# WHAT THE TASK REQUIRES:
Wherever the word "imzaladılar" shows up in a line, please copy that line.

──────── PROVIDED INFORMATION

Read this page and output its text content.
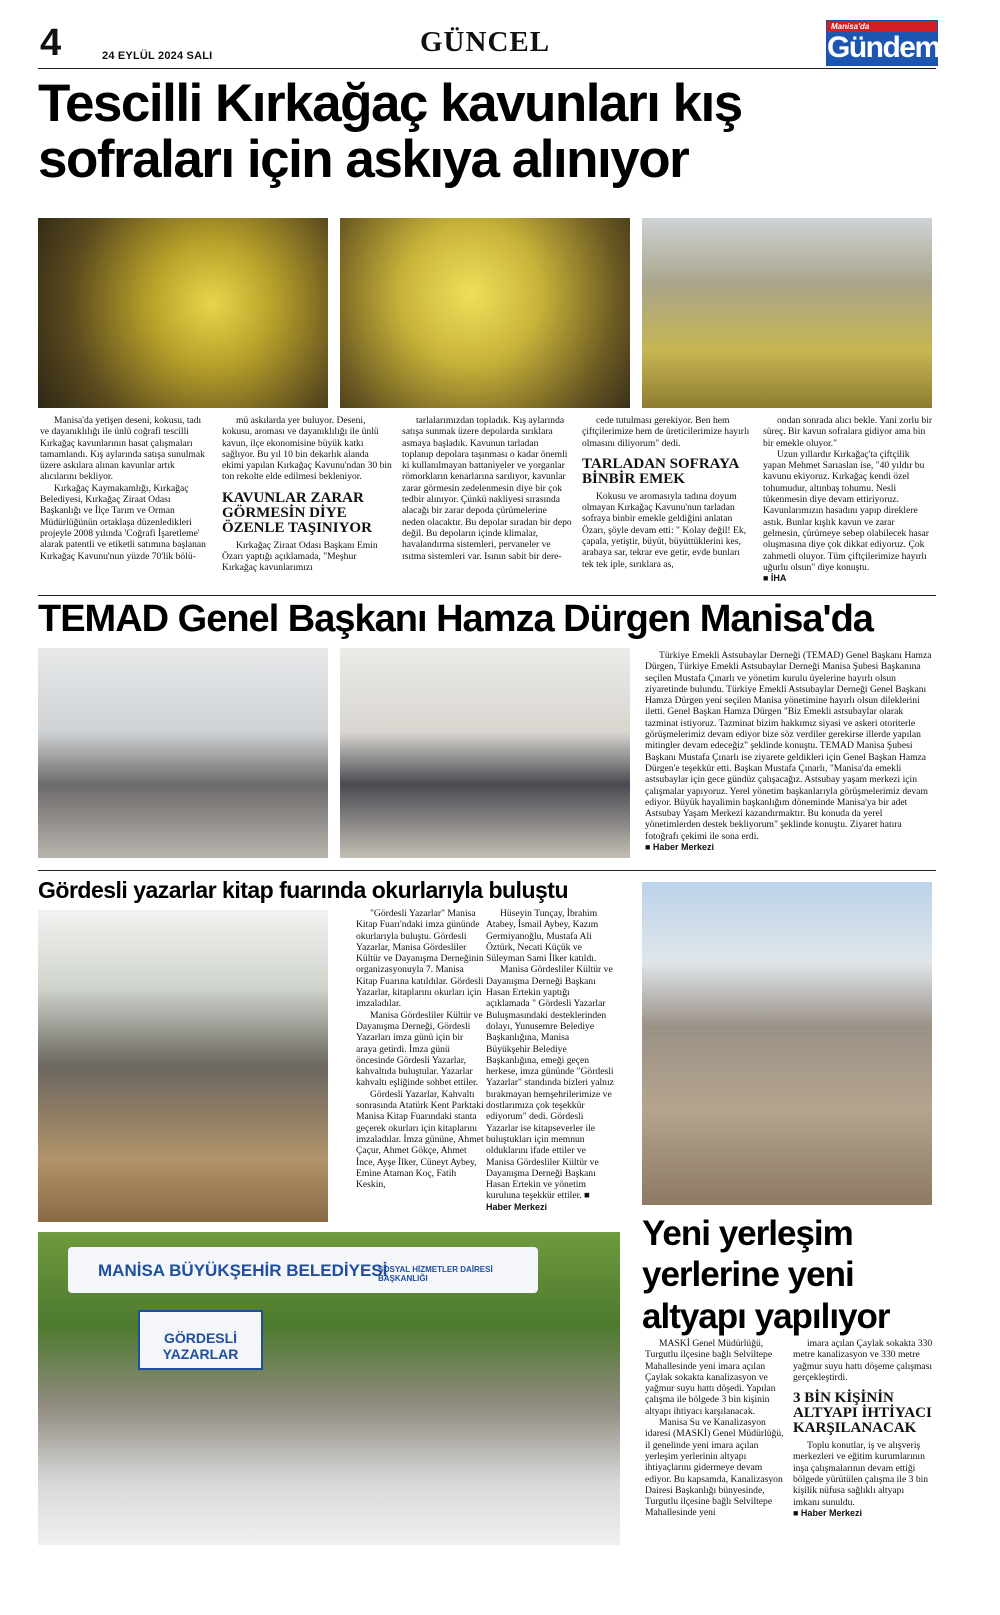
4	24 EYLÜL 2024 SALI	GÜNCEL	Manisa'da
Gündem
Tescilli Kırkağaç kavunları kış sofraları için askıya alınıyor

Manisa'da yetişen deseni, kokusu, tadı ve dayanıklılığı ile ünlü coğrafi tescilli Kırkağaç kavunlarının hasat çalışmaları tamamlandı. Kış aylarında satışa sunulmak üzere askılara alınan kavunlar artık alıcılarını bekliyor.

Kırkağaç Kaymakamlığı, Kırkağaç Belediyesi, Kırkağaç Ziraat Odası Başkanlığı ve İlçe Tarım ve Orman Müdürlüğünün ortaklaşa düzenledikleri projeyle 2008 yılında 'Coğrafi İşaretleme' alarak patentli ve etiketli satımına başlanan Kırkağaç Kavunu'nun yüzde 70'lik bölü-

mü askılarda yer buluyor. Deseni, kokusu, aroması ve dayanıklılığı ile ünlü kavun, ilçe ekonomisine büyük katkı sağlıyor. Bu yıl 10 bin dekarlık alanda ekimi yapılan Kırkağaç Kavunu'ndan 30 bin ton rekolte elde edilmesi bekleniyor.

KAVUNLAR ZARAR GÖRMESİN DİYE ÖZENLE TAŞINIYOR

Kırkağaç Ziraat Odası Başkanı Emin Özarı yaptığı açıklamada, "Meşhur Kırkağaç kavunlarımızı

tarlalarımızdan topladık. Kış aylarında satışa sunmak üzere depolarda sırıklara asmaya başladık. Kavunun tarladan toplanıp depolara taşınması o kadar önemli ki kullanılmayan battaniyeler ve yorganlar römorkların kenarlarına sarılıyor, kavunlar zarar görmesin zedelenmesin diye bir çok tedbir alınıyor. Çünkü nakliyesi sırasında alacağı bir zarar depoda çürümelerine neden olacaktır. Bu depolar sıradan bir depo değil. Bu depoların içinde klimalar, havalandırma sistemleri, pervaneler ve ısıtma sistemleri var. Isının sabit bir dere-

cede tutulması gerekiyor. Ben hem çiftçilerimize hem de üreticilerimize hayırlı olmasını diliyorum" dedi.

TARLADAN SOFRAYA BİNBİR EMEK

Kokusu ve aromasıyla tadına doyum olmayan Kırkağaç Kavunu'nun tarladan sofraya binbir emekle geldiğini anlatan Özarı, şöyle devam etti: " Kolay değil! Ek, çapala, yetiştir, büyüt, büyüttüklerini kes, arabaya sar, tekrar eve getir, evde bunları tek tek iple, sırıklara as,

ondan sonrada alıcı bekle. Yani zorlu bir süreç. Bir kavun sofralara gidiyor ama bin bir emekle oluyor."

Uzun yıllardır Kırkağaç'ta çiftçilik yapan Mehmet Sarıaslan ise, "40 yıldır bu kavunu ekiyoruz. Kırkağaç kendi özel tohumudur, altınbaş tohumu. Nesli tükenmesin diye devam ettiriyoruz. Kavunlarımızın hasadını yapıp direklere astık. Bunlar kışlık kavun ve zarar gelmesin, çürümeye sebep olabilecek hasar oluşmasına diye çok dikkat ediyoruz. Çok zahmetli oluyor. Tüm çiftçilerimize hayırlı uğurlu olsun" diye konuştu.

■ İHA
TEMAD Genel Başkanı Hamza Dürgen Manisa'da

Türkiye Emekli Astsubaylar Derneği (TEMAD) Genel Başkanı Hamza Dürgen, Türkiye Emekli Astsubaylar Derneği Manisa Şubesi Başkanına seçilen Mustafa Çınarlı ve yönetim kurulu üyelerine hayırlı olsun ziyaretinde bulundu. Türkiye Emekli Astsubaylar Derneği Genel Başkanı Hamza Dürgen yeni seçilen Manisa yönetimine hayırlı olsun dileklerini iletti. Genel Başkan Hamza Dürgen "Biz Emekli astsubaylar olarak tazminat istiyoruz. Tazminat bizim hakkımız siyasi ve askeri otoriterle görüşmelerimiz devam ediyor bize söz verdiler gerekirse illerde yapılan mitingler devam edeceğiz" şeklinde konuştu. TEMAD Manisa Şubesi Başkanı Mustafa Çınarlı ise ziyarete geldikleri için Genel Başkan Hamza Dürgen'e teşekkür etti. Başkan Mustafa Çınarlı, "Manisa'da emekli astsubaylar için gece gündüz çalışacağız. Astsubay yaşam merkezi için çalışmalar yapıyoruz. Yerel yönetim başkanlarıyla görüşmelerimiz devam ediyor. Büyük hayalimin başkanlığım döneminde Manisa'ya bir adet Astsubay Yaşam Merkezi kazandırmaktır. Bu konuda da yerel yönetimlerden destek bekliyorum" şeklinde konuştu. Ziyaret hatıra fotoğrafı çekimi ile sona erdi.

■ Haber Merkezi
Gördesli yazarlar kitap fuarında okurlarıyla buluştu

"Gördesli Yazarlar" Manisa Kitap Fuarı'ndaki imza gününde okurlarıyla buluştu. Gördesli Yazarlar, Manisa Gördesliler Kültür ve Dayanışma Derneğinin organizasyonuyla 7. Manisa Kitap Fuarına katıldılar. Gördesli Yazarlar, kitaplarını okurları için imzaladılar.

Manisa Gördesliler Kültür ve Dayanışma Derneği, Gördesli Yazarları imza günü için bir araya getirdi. İmza günü öncesinde Gördesli Yazarlar, kahvaltıda buluştular. Yazarlar kahvaltı eşliğinde sohbet ettiler.

Gördesli Yazarlar, Kahvaltı sonrasında Atatürk Kent Parktaki Manisa Kitap Fuarındaki stanta geçerek okurları için kitaplarını imzaladılar. İmza gününe, Ahmet Çaçur, Ahmet Gökçe, Ahmet İnce, Ayşe İlker, Cüneyt Aybey, Emine Ataman Koç, Fatih Keskin,

Hüseyin Tunçay, İbrahim Atabey, İsmail Aybey, Kazım Germiyanoğlu, Mustafa Ali Öztürk, Necati Küçük ve Süleyman Sami İlker katıldı.

Manisa Gördesliler Kültür ve Dayanışma Derneği Başkanı Hasan Ertekin yaptığı açıklamada " Gördesli Yazarlar Buluşmasındaki desteklerinden dolayı, Yunusemre Belediye Başkanlığına, Manisa Büyükşehir Belediye Başkanlığına, emeği geçen herkese, imza gününde "Gördesli Yazarlar" standında bizleri yalnız bırakmayan hemşehrilerimize ve dostlarımıza çok teşekkür ediyorum" dedi. Gördesli Yazarlar ise kitapseverler ile buluştukları için memnun olduklarını ifade ettiler ve Manisa Gördesliler Kültür ve Dayanışma Derneği Başkanı Hasan Ertekin ve yönetim kuruluna teşekkür ettiler. ■

Haber Merkezi
MANİSA BÜYÜKŞEHİR BELEDİYESİ
SOSYAL HİZMETLER DAİRESİ BAŞKANLIĞI
GÖRDESLİ YAZARLAR
Yeni yerleşim yerlerine yeni altyapı yapılıyor

MASKİ Genel Müdürlüğü, Turgutlu ilçesine bağlı Selviltepe Mahallesinde yeni imara açılan Çaylak sokakta kanalizasyon ve yağmur suyu hattı döşedi. Yapılan çalışma ile bölgede 3 bin kişinin altyapı ihtiyacı karşılanacak.

Manisa Su ve Kanalizasyon idaresi (MASKİ) Genel Müdürlüğü, il genelinde yeni imara açılan yerleşim yerlerinin altyapı ihtiyaçlarını gidermeye devam ediyor. Bu kapsamda, Kanalizasyon Dairesi Başkanlığı bünyesinde, Turgutlu ilçesine bağlı Selviltepe Mahallesinde yeni

imara açılan Çaylak sokakta 330 metre kanalizasyon ve 330 metre yağmur suyu hattı döşeme çalışması gerçekleştirdi.

3 BİN KİŞİNİN ALTYAPI İHTİYACI KARŞILANACAK

Toplu konutlar, iş ve alışveriş merkezleri ve eğitim kurumlarının inşa çalışmalarının devam ettiği bölgede yürütülen çalışma ile 3 bin kişilik nüfusa sağlıklı altyapı imkanı sunuldu.

■ Haber Merkezi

────────────────

# PROBLEM SOLUTION:
"Gördesli Yazarlar" Manisa Kitap Fuarı'ndaki imza gününde okurlarıyla buluştu. Gördesli Yazarlar, Manisa Gördesliler Kültür ve Dayanışma Derneğinin organizasyonuyla 7. Manisa Kitap Fuarına katıldılar. Gördesli Yazarlar, kitaplarını okurları için imzaladılar.
Gördesli Yazarlar, Kahvaltı sonrasında Atatürk Kent Parktaki Manisa Kitap Fuarındaki stanta geçerek okurları için kitaplarını imzaladılar. İmza gününe, Ahmet Çaçur, Ahmet Gökçe, Ahmet İnce, Ayşe İlker, Cüneyt Aybey, Emine Ataman Koç, Fatih Keskin,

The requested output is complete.